Exercise aim:
Each line of the listing that contains the word "GBPJPY" is to be copied.

==== Available data ====

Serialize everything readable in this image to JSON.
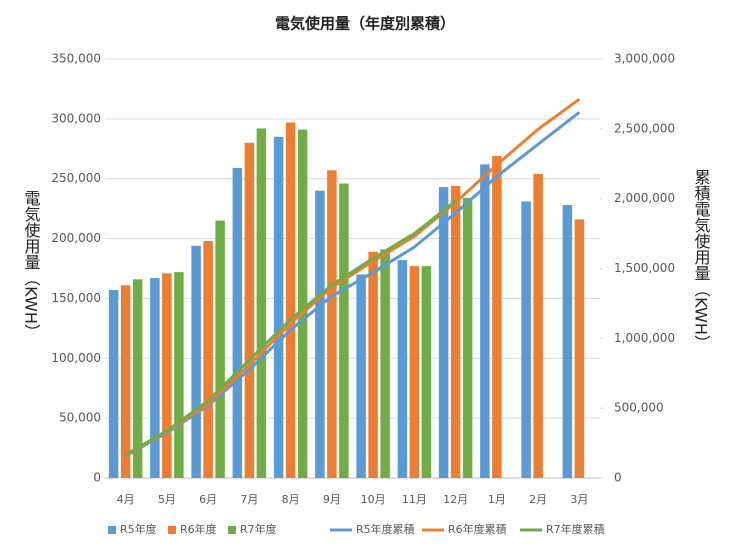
{
  "chart_data": {
    "type": "bar",
    "title": "電気使用量（年度別累積）",
    "y_label": "電気使用量（KWH）",
    "y2_label": "累積電気使用量（KWH）",
    "categories": [
      "4月",
      "5月",
      "6月",
      "7月",
      "8月",
      "9月",
      "10月",
      "11月",
      "12月",
      "1月",
      "2月",
      "3月"
    ],
    "series": [
      {
        "name": "R5年度",
        "type": "bar",
        "color": "#5b9bd5",
        "values": [
          157000,
          167000,
          194000,
          259000,
          285000,
          240000,
          170000,
          182000,
          243000,
          262000,
          231000,
          228000
        ]
      },
      {
        "name": "R6年度",
        "type": "bar",
        "color": "#ed7d31",
        "values": [
          161000,
          171000,
          198000,
          280000,
          297000,
          257000,
          189000,
          177000,
          244000,
          269000,
          254000,
          216000
        ]
      },
      {
        "name": "R7年度",
        "type": "bar",
        "color": "#70ad47",
        "values": [
          166000,
          172000,
          215000,
          292000,
          291000,
          246000,
          191000,
          177000,
          234000,
          null,
          null,
          null
        ]
      },
      {
        "name": "R5年度累積",
        "type": "line",
        "axis": "y2",
        "color": "#5b9bd5",
        "values": [
          157000,
          324000,
          518000,
          777000,
          1062000,
          1302000,
          1472000,
          1654000,
          1897000,
          2159000,
          2390000,
          2618000
        ]
      },
      {
        "name": "R6年度累積",
        "type": "line",
        "axis": "y2",
        "color": "#ed7d31",
        "values": [
          161000,
          332000,
          530000,
          810000,
          1107000,
          1364000,
          1553000,
          1730000,
          1974000,
          2243000,
          2497000,
          2713000
        ]
      },
      {
        "name": "R7年度累積",
        "type": "line",
        "axis": "y2",
        "color": "#70ad47",
        "values": [
          166000,
          338000,
          553000,
          845000,
          1136000,
          1382000,
          1573000,
          1750000,
          1984000,
          null,
          null,
          null
        ]
      }
    ],
    "ylim": [
      0,
      350000
    ],
    "yticks": [
      0,
      {
        "value": 50000,
        "label": "50,000"
      },
      {
        "value": 100000,
        "label": "100,000"
      },
      {
        "value": 150000,
        "label": "150,000"
      },
      {
        "value": 200000,
        "label": "200,000"
      },
      {
        "value": 250000,
        "label": "250,000"
      },
      {
        "value": 300000,
        "label": "300,000"
      },
      {
        "value": 350000,
        "label": "350,000"
      }
    ],
    "y2lim": [
      0,
      3000000
    ],
    "y2ticks": [
      0,
      {
        "value": 500000,
        "label": "500,000"
      },
      {
        "value": 1000000,
        "label": "1,000,000"
      },
      {
        "value": 1500000,
        "label": "1,500,000"
      },
      {
        "value": 2000000,
        "label": "2,000,000"
      },
      {
        "value": 2500000,
        "label": "2,500,000"
      },
      {
        "value": 3000000,
        "label": "3,000,000"
      }
    ],
    "grid": true,
    "legend": "bottom"
  }
}
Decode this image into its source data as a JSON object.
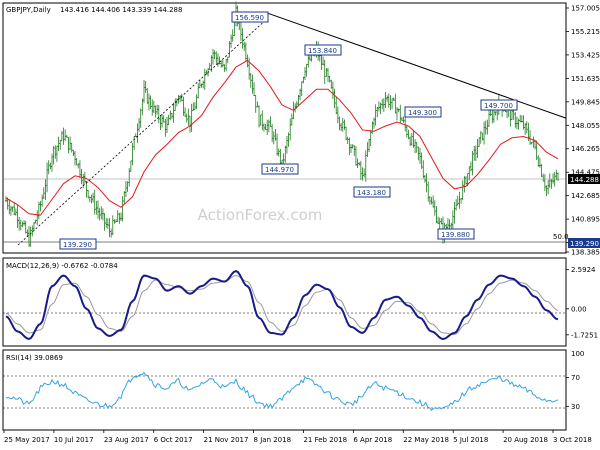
{
  "header": {
    "symbol_title": "GBPJPY,Daily",
    "ohlc": "143.416 144.406 143.339 144.288"
  },
  "watermark": "ActionForex.com",
  "price_panel": {
    "price_ticks": [
      "157.005",
      "155.215",
      "153.425",
      "151.635",
      "149.845",
      "148.055",
      "146.265",
      "144.475",
      "142.685",
      "140.895",
      "139.105",
      "138.385"
    ],
    "current_price": "144.288",
    "fib_label": "50.0",
    "fib_price": "139.290",
    "annotations": [
      {
        "label": "156.590"
      },
      {
        "label": "153.840"
      },
      {
        "label": "149.300"
      },
      {
        "label": "149.700"
      },
      {
        "label": "144.970"
      },
      {
        "label": "143.180"
      },
      {
        "label": "139.880"
      },
      {
        "label": "139.290"
      }
    ]
  },
  "macd_panel": {
    "title": "MACD(12,26,9) -0.6762 -0.0784",
    "ticks": [
      "2.5924",
      "0.00",
      "-1.7251"
    ]
  },
  "rsi_panel": {
    "title": "RSI(14) 39.0869",
    "ticks": [
      "70",
      "30"
    ],
    "extra_tick": "100"
  },
  "x_axis": {
    "labels": [
      "25 May 2017",
      "10 Jul 2017",
      "23 Aug 2017",
      "6 Oct 2017",
      "21 Nov 2017",
      "8 Jan 2018",
      "21 Feb 2018",
      "6 Apr 2018",
      "22 May 2018",
      "5 Jul 2018",
      "20 Aug 2018",
      "3 Oct 2018"
    ]
  },
  "colors": {
    "price_bars": "#1e7a1e",
    "moving_average": "#e51a1a",
    "macd_line": "#1a1a8c",
    "signal_line": "#9a9a9a",
    "rsi_line": "#34a3e6",
    "label_box": "#1a3a8c",
    "current_box": "#000000",
    "fib_box": "#1a3a8c"
  },
  "chart_data": [
    {
      "type": "line",
      "title": "GBPJPY,Daily",
      "series": [
        {
          "values": [
            142.3,
            141.2,
            139.3,
            142.0,
            145.9,
            147.3,
            145.7,
            143.2,
            141.5,
            140.0,
            141.2,
            146.2,
            150.6,
            149.0,
            147.9,
            150.4,
            148.3,
            151.4,
            153.6,
            152.2,
            156.6,
            153.0,
            148.5,
            147.8,
            145.0,
            149.0,
            152.5,
            153.8,
            151.5,
            148.5,
            146.5,
            144.0,
            148.8,
            150.2,
            149.3,
            147.3,
            145.5,
            142.0,
            139.9,
            141.3,
            144.0,
            146.5,
            148.5,
            149.7,
            148.7,
            148.0,
            146.3,
            143.2,
            144.3
          ]
        },
        {
          "name": "Moving average",
          "values": [
            142.5,
            142.0,
            141.3,
            141.2,
            142.4,
            143.6,
            144.2,
            144.0,
            143.3,
            142.3,
            141.8,
            142.6,
            144.5,
            145.8,
            146.6,
            147.5,
            148.0,
            148.8,
            150.2,
            151.3,
            152.5,
            153.0,
            152.2,
            151.0,
            149.6,
            149.2,
            150.0,
            150.8,
            150.8,
            150.0,
            149.0,
            147.7,
            147.6,
            148.0,
            148.3,
            148.0,
            147.2,
            145.6,
            144.0,
            143.2,
            143.4,
            144.3,
            145.4,
            146.6,
            147.1,
            147.2,
            146.9,
            146.0,
            145.5
          ]
        },
        {
          "name": "Trend line",
          "values": [
            156.6,
            148.6
          ]
        }
      ],
      "ylim": [
        138.385,
        157.005
      ]
    },
    {
      "type": "line",
      "title": "MACD(12,26,9) -0.6762 -0.0784",
      "series": [
        {
          "values": [
            -0.5,
            -1.5,
            -2.0,
            -1.0,
            1.5,
            2.2,
            1.5,
            0.0,
            -1.3,
            -1.8,
            -1.4,
            0.5,
            2.2,
            2.0,
            1.2,
            1.5,
            1.0,
            1.5,
            2.0,
            1.8,
            2.5,
            1.5,
            -0.6,
            -1.6,
            -1.7,
            -0.6,
            0.9,
            1.6,
            1.3,
            0.1,
            -1.2,
            -1.6,
            -0.6,
            0.6,
            0.8,
            0.2,
            -0.6,
            -1.5,
            -2.0,
            -1.6,
            -0.5,
            0.6,
            1.6,
            2.2,
            2.0,
            1.5,
            0.8,
            -0.1,
            -0.7
          ]
        },
        {
          "values": [
            -0.3,
            -1.0,
            -1.6,
            -1.4,
            0.3,
            1.6,
            1.7,
            0.8,
            -0.4,
            -1.3,
            -1.5,
            -0.5,
            1.2,
            1.9,
            1.6,
            1.4,
            1.2,
            1.3,
            1.7,
            1.8,
            2.2,
            1.8,
            0.4,
            -0.9,
            -1.5,
            -1.1,
            0.2,
            1.1,
            1.3,
            0.6,
            -0.6,
            -1.3,
            -1.1,
            -0.1,
            0.5,
            0.4,
            -0.2,
            -1.0,
            -1.6,
            -1.7,
            -1.0,
            0.0,
            1.0,
            1.7,
            1.9,
            1.7,
            1.2,
            0.5,
            -0.1
          ]
        }
      ],
      "ylim": [
        -2.4,
        3.1
      ]
    },
    {
      "type": "line",
      "title": "RSI(14) 39.0869",
      "series": [
        {
          "values": [
            45,
            40,
            32,
            55,
            65,
            60,
            48,
            38,
            33,
            30,
            45,
            72,
            78,
            60,
            55,
            65,
            50,
            62,
            68,
            55,
            65,
            48,
            35,
            30,
            40,
            58,
            68,
            60,
            48,
            38,
            32,
            45,
            62,
            55,
            50,
            42,
            35,
            28,
            25,
            35,
            50,
            60,
            65,
            70,
            60,
            55,
            45,
            38,
            39
          ]
        }
      ],
      "ylim": [
        0,
        100
      ]
    }
  ]
}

====

Written response:
    "symbol_title": "GBPJPY,Daily",
      "title": "GBPJPY,Daily",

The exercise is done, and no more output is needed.